- [What the task requires]:
Write out all of the lines below, exactly and completely.

- [Input material]:

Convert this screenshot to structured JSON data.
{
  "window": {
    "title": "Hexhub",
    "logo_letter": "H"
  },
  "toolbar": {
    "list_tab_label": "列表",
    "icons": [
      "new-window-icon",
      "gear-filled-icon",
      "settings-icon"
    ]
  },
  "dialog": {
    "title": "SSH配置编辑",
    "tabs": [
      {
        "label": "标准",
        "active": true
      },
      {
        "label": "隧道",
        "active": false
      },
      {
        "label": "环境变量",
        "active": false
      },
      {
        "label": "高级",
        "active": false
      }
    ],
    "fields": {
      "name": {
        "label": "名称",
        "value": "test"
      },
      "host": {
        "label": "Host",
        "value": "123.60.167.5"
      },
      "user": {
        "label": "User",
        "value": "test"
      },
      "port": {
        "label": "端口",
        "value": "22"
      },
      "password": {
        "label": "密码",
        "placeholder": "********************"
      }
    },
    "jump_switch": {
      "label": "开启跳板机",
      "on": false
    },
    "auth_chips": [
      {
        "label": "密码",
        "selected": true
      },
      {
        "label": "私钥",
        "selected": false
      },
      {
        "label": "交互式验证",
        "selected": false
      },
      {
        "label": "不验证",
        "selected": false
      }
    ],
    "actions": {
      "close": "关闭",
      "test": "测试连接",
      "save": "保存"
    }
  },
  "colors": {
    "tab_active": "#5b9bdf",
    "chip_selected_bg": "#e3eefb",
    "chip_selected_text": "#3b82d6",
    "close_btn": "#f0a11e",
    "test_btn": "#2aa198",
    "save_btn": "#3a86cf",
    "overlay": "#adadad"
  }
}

- [The completed task]:
Convert this screenshot to structured JSON data.
{
  "window": {
    "title": "Hexhub",
    "logo_letter": "H"
  },
  "toolbar": {
    "list_tab_label": "列表",
    "icons": [
      "new-window-icon",
      "gear-filled-icon",
      "settings-icon"
    ]
  },
  "dialog": {
    "title": "SSH配置编辑",
    "tabs": [
      {
        "label": "标准",
        "active": true
      },
      {
        "label": "隧道",
        "active": false
      },
      {
        "label": "环境变量",
        "active": false
      },
      {
        "label": "高级",
        "active": false
      }
    ],
    "fields": {
      "name": {
        "label": "名称",
        "value": "test"
      },
      "host": {
        "label": "Host",
        "value": "123.60.167.5"
      },
      "user": {
        "label": "User",
        "value": "test"
      },
      "port": {
        "label": "端口",
        "value": "22"
      },
      "password": {
        "label": "密码",
        "placeholder": "********************"
      }
    },
    "jump_switch": {
      "label": "开启跳板机",
      "on": false
    },
    "auth_chips": [
      {
        "label": "密码",
        "selected": true
      },
      {
        "label": "私钥",
        "selected": false
      },
      {
        "label": "交互式验证",
        "selected": false
      },
      {
        "label": "不验证",
        "selected": false
      }
    ],
    "actions": {
      "close": "关闭",
      "test": "测试连接",
      "save": "保存"
    }
  },
  "colors": {
    "tab_active": "#5b9bdf",
    "chip_selected_bg": "#e3eefb",
    "chip_selected_text": "#3b82d6",
    "close_btn": "#f0a11e",
    "test_btn": "#2aa198",
    "save_btn": "#3a86cf",
    "overlay": "#adadad"
  }
}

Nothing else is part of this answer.